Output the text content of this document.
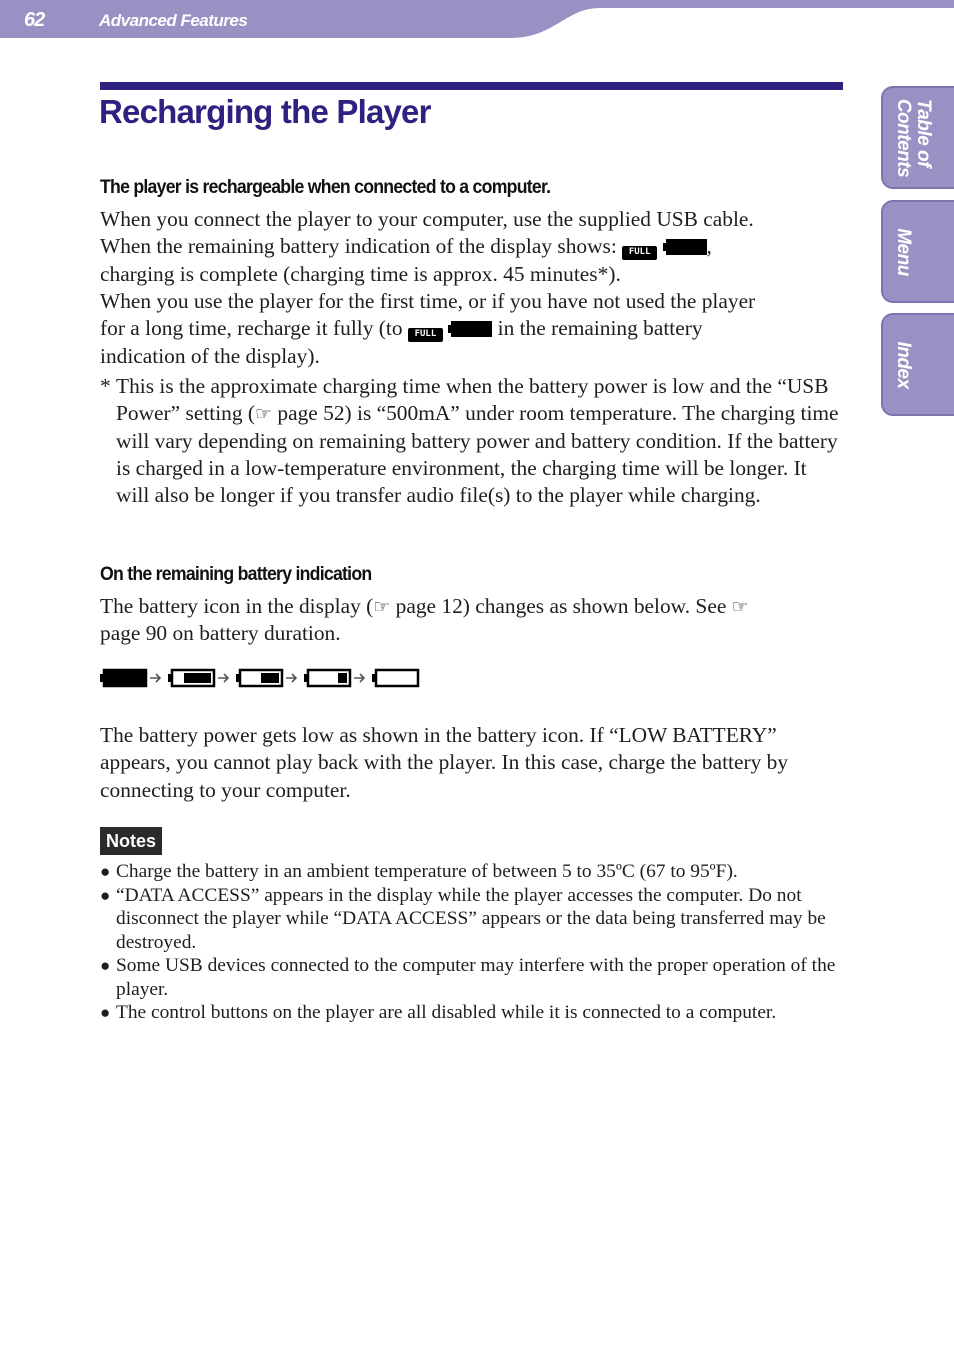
62	Advanced Features
Table of
Contents
Menu
Index
Recharging the Player
The player is rechargeable when connected to a computer.
When you connect the player to your computer, use the supplied USB cable.
When the remaining battery indication of the display shows: FULL	,
charging is complete (charging time is approx. 45 minutes*).
When you use the player for the first time, or if you have not used the player
for a long time, recharge it fully (to FULL	in the remaining battery
indication of the display).
* This is the approximate charging time when the battery power is low and the “USB Power” setting (☞ page 52) is “500mA” under room temperature. The charging time will vary depending on remaining battery power and battery condition. If the battery is charged in a low-temperature environment, the charging time will be longer. It will also be longer if you transfer audio file(s) to the player while charging.
On the remaining battery indication
The battery icon in the display (☞ page 12) changes as shown below. See ☞
page 90 on battery duration.
The battery power gets low as shown in the battery icon. If “LOW BATTERY” appears, you cannot play back with the player. In this case, charge the battery by connecting to your computer.
Notes
● Charge the battery in an ambient temperature of between 5 to 35ºC (67 to 95ºF).
● “DATA ACCESS” appears in the display while the player accesses the computer. Do not disconnect the player while “DATA ACCESS” appears or the data being transferred may be destroyed.
● Some USB devices connected to the computer may interfere with the proper operation of the player.
● The control buttons on the player are all disabled while it is connected to a computer.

== AIM ==
Copy out every line of the material above exactly, skipping the pictures.

== COMPLETE ANSWER ==
Output the text content of this document.
62	Advanced Features
Table of
Contents
Menu
Index
Recharging the Player
The player is rechargeable when connected to a computer.
When you connect the player to your computer, use the supplied USB cable.
When the remaining battery indication of the display shows: FULL	,
charging is complete (charging time is approx. 45 minutes*).
When you use the player for the first time, or if you have not used the player
for a long time, recharge it fully (to FULL	in the remaining battery
indication of the display).
* This is the approximate charging time when the battery power is low and the “USB Power” setting (☞ page 52) is “500mA” under room temperature. The charging time will vary depending on remaining battery power and battery condition. If the battery is charged in a low-temperature environment, the charging time will be longer. It will also be longer if you transfer audio file(s) to the player while charging.
On the remaining battery indication
The battery icon in the display (☞ page 12) changes as shown below. See ☞
page 90 on battery duration.
The battery power gets low as shown in the battery icon. If “LOW BATTERY” appears, you cannot play back with the player. In this case, charge the battery by connecting to your computer.
Notes
● Charge the battery in an ambient temperature of between 5 to 35ºC (67 to 95ºF).
● “DATA ACCESS” appears in the display while the player accesses the computer. Do not disconnect the player while “DATA ACCESS” appears or the data being transferred may be destroyed.
● Some USB devices connected to the computer may interfere with the proper operation of the player.
● The control buttons on the player are all disabled while it is connected to a computer.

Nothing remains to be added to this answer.